# Written problem:
Pull out every line in the data that has the string "JSON" in it.

# Extracted material:
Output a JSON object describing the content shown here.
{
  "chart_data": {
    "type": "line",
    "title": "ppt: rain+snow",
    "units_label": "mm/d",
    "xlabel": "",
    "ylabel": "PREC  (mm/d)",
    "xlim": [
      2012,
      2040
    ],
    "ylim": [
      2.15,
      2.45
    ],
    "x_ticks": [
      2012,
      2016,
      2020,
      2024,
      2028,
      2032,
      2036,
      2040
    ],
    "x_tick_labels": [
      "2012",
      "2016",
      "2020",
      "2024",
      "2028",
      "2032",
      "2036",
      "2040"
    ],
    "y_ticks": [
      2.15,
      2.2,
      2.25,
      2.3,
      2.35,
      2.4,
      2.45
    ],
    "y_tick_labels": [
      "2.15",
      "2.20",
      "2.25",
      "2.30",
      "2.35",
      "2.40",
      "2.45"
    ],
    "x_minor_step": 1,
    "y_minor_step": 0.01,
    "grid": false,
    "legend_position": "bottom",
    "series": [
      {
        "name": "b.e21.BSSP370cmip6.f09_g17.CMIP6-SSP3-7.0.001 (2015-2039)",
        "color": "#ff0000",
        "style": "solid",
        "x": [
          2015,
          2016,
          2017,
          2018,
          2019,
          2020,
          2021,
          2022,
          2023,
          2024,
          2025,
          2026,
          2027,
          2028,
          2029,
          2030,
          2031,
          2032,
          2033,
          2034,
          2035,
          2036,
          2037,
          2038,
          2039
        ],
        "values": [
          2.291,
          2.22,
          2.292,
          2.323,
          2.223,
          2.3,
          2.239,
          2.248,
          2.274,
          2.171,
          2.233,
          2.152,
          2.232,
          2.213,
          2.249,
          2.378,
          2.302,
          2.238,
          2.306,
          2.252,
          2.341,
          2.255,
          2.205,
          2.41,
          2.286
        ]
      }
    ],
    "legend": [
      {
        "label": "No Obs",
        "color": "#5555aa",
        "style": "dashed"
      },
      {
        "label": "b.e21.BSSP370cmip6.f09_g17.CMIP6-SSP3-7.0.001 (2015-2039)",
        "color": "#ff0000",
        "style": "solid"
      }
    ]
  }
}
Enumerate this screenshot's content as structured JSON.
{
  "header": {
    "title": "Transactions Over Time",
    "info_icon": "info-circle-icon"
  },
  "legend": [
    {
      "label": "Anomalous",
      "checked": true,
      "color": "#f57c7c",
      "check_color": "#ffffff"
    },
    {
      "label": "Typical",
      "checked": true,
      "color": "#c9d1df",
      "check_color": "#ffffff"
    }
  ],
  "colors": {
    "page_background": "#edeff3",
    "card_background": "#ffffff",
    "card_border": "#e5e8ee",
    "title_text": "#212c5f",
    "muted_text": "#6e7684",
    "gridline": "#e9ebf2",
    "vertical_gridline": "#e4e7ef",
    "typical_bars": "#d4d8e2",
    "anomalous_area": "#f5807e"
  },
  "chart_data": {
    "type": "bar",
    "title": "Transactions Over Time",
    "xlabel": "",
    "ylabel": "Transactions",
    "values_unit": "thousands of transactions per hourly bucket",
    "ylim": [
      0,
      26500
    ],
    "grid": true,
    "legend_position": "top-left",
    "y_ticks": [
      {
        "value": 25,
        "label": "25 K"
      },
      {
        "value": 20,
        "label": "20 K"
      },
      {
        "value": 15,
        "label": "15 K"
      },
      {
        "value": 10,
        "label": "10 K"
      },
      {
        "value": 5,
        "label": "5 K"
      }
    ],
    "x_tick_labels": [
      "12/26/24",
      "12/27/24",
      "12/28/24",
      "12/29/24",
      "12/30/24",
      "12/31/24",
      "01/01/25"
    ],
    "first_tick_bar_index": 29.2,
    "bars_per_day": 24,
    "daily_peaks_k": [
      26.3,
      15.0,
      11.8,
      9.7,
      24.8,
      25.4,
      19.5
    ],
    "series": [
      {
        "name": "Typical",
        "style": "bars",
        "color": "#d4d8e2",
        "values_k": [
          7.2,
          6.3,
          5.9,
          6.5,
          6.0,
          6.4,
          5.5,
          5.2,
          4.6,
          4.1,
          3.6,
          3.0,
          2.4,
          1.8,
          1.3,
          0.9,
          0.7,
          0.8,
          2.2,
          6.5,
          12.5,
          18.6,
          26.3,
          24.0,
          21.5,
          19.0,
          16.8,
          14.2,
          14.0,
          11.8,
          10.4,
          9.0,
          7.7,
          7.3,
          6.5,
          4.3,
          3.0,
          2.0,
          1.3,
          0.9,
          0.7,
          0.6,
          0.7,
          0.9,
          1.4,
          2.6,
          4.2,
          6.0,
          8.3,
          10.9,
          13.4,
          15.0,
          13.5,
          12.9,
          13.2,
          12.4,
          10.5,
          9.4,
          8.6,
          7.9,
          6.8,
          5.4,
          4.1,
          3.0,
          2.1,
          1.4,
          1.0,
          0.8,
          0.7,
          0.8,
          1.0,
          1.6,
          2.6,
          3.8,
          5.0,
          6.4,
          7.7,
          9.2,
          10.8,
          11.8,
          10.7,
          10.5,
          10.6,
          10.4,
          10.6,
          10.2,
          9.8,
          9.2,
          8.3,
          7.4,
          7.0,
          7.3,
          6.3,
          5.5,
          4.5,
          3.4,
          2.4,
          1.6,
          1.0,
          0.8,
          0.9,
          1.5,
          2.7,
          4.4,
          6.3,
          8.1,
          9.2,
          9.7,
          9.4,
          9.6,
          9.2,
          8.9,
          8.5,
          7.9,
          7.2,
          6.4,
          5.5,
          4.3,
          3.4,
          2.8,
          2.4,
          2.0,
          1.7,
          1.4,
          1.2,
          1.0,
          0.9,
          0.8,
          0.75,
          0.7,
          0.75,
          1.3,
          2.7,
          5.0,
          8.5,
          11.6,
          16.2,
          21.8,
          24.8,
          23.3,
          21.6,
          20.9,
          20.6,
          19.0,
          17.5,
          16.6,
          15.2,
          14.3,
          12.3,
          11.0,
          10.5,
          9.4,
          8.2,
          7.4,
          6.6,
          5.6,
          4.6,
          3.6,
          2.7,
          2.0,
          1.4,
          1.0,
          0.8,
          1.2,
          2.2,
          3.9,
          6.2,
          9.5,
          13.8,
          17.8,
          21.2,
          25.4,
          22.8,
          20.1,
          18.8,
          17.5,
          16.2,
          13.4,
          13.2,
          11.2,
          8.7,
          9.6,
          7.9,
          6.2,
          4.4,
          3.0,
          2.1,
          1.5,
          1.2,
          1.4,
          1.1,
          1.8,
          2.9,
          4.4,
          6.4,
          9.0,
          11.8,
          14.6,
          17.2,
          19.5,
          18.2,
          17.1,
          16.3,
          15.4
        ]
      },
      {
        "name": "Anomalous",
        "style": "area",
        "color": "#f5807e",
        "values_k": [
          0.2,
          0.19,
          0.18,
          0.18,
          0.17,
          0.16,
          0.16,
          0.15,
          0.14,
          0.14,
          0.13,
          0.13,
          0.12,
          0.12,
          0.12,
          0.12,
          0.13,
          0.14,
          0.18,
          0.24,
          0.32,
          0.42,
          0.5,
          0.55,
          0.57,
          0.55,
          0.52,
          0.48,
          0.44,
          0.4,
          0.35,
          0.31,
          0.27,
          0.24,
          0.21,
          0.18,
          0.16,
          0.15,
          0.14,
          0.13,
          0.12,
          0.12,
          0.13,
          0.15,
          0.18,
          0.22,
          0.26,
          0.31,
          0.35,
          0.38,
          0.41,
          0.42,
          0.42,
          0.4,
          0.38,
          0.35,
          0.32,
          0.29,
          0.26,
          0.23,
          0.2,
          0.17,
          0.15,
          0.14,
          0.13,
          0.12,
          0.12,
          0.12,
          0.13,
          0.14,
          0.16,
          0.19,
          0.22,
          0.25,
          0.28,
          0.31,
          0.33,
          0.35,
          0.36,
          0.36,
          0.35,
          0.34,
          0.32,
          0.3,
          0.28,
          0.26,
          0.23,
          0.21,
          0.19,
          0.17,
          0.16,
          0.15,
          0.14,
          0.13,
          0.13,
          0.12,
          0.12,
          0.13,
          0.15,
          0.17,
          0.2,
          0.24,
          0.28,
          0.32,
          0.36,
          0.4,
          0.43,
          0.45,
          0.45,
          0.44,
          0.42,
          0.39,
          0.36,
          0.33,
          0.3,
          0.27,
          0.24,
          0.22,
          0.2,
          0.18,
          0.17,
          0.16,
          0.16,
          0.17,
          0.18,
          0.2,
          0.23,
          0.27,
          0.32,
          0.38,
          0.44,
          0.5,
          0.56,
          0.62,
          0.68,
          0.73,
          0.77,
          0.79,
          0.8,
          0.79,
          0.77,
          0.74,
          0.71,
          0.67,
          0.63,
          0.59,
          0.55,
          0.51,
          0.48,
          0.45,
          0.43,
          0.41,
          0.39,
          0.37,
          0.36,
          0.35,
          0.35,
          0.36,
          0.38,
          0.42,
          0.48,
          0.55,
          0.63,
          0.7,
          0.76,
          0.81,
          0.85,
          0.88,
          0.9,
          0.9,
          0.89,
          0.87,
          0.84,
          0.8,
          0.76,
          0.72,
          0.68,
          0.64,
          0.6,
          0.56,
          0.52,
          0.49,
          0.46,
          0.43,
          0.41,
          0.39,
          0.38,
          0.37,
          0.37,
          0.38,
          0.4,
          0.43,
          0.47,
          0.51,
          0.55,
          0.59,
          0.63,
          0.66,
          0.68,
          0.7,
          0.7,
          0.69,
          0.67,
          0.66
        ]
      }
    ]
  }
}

# Solution for this task:
Output a JSON object describing the content shown here.
Enumerate this screenshot's content as structured JSON.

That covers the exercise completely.